= Source text =
/---
Although I grew up in a very secular family, we celebrated holidays across the religious spectrum, primarily for their arts and crafts components. We made elaborate gingerbread houses, easter eggs, haft-sin tables etc.  I came to associate ritual with object making, and this was not something I wanted leave behind with childhood.  This experience imprinted itself on me in a love for excessive decorative elaboration, religious art and architecture, and a tendency to experiment with different materials and forms rather than stick to one formula. This compulsion, to break routines in art making, once they became formulaic, is what drives my work and forces me to evolve and grow.  Once the result of my process becomes known to me, it is time to move onto the unknown.

 

How do your Iranian origins influence your work and specifically in Echo’s Chamber?

Having been raised in the United States by an American mother and an Iranian father, everything ‘Iranian’ became a source of mystery to me as a young artist…a series of clues as to what my life and identity might have been like had we not left Iran. This fascination with my birthplace was a reflection of my detachment and estrangement from it, as are most fixations. As a result I immersed myself in Iranian culture. Although my focal points have changed as I have grown, (identity is often a shifting ground), the aesthetics of Persian art and architecture are deeply embedded in my sensibilities and I don’t think I could sift them out even if I wanted to. I believe this was something I absorbed at a very young age, preceding my adolescent ‘research’ into the subject.  In Echo’s Chamber, I think this sensibility is present, mainly because others have said as much…but it is so intuitive and unconscious that I don’t see it myself.

 

How did you translate your desire to explore themes of femininity in  Echo’s Chamber?

It started out one day in the studio when I was drawing and I found that I couldn’t draw any male figures, or rather when I attempted to, they were very static and kind of dead.  So instead, I began a series of female portraits, some based on historic female archetypes and others based on women in my own life.  This was where I found dynamism and contradiction.  I found symbols of strength and resilience as well as symbols of pain and oppression existing alongside one another in these drawings. They were not pre-meditated, in fact they felt very adolescent, kind of like a primal inner life falling onto the paper.

 

 

 

 

What do you believe are the biggest challenges to overcome as a women sculptor impacted by two cultures?
\---
= Information given =
/---
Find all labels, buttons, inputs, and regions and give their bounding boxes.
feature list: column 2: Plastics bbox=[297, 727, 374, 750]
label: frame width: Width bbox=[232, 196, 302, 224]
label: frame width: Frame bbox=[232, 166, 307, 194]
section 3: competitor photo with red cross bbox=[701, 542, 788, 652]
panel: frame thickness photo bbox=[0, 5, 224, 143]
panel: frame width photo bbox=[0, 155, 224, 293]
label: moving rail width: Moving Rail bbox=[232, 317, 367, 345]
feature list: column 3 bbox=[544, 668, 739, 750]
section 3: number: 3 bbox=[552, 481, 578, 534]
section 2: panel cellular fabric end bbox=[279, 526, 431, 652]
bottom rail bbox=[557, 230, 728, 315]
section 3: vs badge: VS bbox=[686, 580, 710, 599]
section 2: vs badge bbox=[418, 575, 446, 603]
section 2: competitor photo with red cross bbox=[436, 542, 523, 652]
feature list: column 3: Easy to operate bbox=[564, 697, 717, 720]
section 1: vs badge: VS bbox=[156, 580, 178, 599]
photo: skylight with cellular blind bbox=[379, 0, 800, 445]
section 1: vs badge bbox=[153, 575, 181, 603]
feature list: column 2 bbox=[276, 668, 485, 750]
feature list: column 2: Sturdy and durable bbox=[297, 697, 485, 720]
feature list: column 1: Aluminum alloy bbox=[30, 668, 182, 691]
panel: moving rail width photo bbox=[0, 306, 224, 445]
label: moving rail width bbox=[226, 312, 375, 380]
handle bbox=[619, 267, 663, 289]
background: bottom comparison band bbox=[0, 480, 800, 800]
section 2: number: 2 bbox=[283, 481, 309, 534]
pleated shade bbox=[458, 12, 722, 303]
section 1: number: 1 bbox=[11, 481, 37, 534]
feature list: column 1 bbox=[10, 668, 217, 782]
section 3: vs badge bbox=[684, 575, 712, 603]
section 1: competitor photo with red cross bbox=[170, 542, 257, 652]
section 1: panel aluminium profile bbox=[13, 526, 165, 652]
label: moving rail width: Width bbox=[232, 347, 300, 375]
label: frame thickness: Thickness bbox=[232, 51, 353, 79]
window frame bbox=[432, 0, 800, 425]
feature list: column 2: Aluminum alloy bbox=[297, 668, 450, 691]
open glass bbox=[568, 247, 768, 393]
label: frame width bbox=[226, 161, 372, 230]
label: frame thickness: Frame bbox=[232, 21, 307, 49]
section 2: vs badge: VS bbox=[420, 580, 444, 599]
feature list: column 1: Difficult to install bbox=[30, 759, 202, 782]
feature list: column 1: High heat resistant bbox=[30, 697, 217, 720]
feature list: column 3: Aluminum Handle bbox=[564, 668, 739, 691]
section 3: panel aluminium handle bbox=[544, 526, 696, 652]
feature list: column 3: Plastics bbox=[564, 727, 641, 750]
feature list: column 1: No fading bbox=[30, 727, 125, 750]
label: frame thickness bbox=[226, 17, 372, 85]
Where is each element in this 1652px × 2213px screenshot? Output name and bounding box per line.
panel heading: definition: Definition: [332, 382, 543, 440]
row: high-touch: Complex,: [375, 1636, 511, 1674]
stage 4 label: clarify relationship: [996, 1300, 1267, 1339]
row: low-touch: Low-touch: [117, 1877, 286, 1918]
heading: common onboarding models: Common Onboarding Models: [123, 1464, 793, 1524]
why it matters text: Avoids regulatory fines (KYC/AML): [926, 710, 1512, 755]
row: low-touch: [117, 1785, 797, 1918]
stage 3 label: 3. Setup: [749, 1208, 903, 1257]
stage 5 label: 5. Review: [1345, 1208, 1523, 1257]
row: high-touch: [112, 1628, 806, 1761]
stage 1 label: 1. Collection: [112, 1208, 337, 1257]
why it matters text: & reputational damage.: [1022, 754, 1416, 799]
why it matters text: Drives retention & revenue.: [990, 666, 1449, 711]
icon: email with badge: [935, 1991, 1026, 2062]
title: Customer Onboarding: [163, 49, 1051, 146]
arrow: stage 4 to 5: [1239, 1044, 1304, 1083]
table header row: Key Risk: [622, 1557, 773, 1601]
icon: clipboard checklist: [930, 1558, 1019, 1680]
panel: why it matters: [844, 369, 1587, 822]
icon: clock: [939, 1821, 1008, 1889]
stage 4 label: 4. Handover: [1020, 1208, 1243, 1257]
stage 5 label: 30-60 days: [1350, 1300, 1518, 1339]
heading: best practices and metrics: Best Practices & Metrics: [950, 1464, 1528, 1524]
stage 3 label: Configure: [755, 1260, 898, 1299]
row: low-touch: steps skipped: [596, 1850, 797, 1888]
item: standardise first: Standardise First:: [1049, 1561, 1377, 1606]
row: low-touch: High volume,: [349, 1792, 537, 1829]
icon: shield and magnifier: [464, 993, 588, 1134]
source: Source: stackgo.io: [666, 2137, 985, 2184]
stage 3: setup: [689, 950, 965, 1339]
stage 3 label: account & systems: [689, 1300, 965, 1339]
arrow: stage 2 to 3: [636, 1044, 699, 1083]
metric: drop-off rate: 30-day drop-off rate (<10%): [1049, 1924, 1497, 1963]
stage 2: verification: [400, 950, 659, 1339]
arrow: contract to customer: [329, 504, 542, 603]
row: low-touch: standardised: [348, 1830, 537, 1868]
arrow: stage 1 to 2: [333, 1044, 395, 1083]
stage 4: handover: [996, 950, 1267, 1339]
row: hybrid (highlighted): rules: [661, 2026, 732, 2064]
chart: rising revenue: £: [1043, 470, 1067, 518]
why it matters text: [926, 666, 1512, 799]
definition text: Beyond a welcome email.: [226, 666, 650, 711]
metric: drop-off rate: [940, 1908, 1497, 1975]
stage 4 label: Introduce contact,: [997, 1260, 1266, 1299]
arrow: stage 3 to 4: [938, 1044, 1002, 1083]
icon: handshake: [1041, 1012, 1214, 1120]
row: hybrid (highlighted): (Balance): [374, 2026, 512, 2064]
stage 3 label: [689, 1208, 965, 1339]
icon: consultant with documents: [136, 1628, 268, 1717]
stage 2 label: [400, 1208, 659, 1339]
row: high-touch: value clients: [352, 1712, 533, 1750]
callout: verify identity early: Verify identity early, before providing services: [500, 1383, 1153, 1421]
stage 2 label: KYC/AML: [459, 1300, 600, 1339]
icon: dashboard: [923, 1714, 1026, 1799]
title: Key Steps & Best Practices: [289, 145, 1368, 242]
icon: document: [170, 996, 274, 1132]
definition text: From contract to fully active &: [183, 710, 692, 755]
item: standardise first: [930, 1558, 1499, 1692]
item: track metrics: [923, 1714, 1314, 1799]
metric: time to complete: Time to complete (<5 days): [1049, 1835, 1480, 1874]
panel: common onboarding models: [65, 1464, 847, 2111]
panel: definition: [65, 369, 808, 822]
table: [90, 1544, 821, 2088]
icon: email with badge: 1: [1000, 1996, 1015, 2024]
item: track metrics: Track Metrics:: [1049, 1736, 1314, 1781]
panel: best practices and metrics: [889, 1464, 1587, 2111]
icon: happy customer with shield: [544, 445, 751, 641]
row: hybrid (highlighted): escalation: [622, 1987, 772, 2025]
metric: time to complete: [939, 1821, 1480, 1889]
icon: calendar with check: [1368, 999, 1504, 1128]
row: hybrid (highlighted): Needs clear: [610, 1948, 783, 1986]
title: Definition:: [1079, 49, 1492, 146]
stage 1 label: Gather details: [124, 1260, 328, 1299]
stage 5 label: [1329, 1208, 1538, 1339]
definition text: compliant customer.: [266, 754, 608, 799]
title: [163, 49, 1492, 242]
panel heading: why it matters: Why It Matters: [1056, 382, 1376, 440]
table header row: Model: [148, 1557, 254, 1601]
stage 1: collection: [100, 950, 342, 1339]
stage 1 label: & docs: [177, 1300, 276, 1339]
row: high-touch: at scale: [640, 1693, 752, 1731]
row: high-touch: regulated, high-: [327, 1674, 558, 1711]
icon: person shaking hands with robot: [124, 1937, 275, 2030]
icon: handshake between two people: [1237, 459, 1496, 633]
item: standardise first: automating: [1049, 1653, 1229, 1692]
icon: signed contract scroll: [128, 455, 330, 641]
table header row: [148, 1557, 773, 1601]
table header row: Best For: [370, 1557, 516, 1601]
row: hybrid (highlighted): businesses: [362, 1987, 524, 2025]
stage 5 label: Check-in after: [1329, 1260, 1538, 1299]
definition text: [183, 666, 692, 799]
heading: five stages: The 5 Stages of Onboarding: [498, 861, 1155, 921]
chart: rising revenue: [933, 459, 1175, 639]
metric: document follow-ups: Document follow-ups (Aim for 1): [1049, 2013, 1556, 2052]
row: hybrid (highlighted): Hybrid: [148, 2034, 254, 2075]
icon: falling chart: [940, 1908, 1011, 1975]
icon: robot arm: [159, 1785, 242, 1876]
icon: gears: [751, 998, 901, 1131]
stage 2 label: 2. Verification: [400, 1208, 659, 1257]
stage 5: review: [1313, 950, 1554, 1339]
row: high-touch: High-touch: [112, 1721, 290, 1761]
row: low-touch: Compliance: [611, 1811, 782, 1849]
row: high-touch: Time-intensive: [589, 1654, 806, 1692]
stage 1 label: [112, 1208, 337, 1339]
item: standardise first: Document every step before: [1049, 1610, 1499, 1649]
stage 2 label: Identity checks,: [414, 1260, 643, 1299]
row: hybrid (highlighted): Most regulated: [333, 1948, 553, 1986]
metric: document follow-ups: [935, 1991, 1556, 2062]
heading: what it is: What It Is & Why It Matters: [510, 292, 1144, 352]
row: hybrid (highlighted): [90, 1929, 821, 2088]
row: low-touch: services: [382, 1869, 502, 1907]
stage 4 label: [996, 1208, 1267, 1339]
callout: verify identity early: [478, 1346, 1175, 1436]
\---
= Required actions =
**A)** According to the artist interview, who raised the artist in the United States?
**B)** Continue the artist interview from the point where it stops.

= Results for each task =
**A)** An American mother and an Iranian father.

**B)**
The biggest challenge for me as a woman sculptor has been dealing with the usual macho nonsense in the industry. And sadly the sources of this not only come from men, but from women who have so deeply internalized sexism that they themselves participate in its perpetuation.  This phenomenon I think reflects the degree to which sexism pervades our culture and has become normalized. I myself often struggle with my own internalization of sexism…constantly questioning myself, doubting, second-guessing, etc.  It would be refreshing if men were engaged even in an iota of this kind of self-reflection and engagement.  Additionally, being an Iranian-American woman artist presents its own challenges….mainly in the assumptions that are made about you and the limitations that are often inscribed in the boxes you are neatly hemmed into. But nothing is neat, is it?

 

What message do you wish to convey through your work?

I suppose I don’t wish to convey any message at all, but rather to transport the viewer from their present state, both mentally and physically, into a place uncharted.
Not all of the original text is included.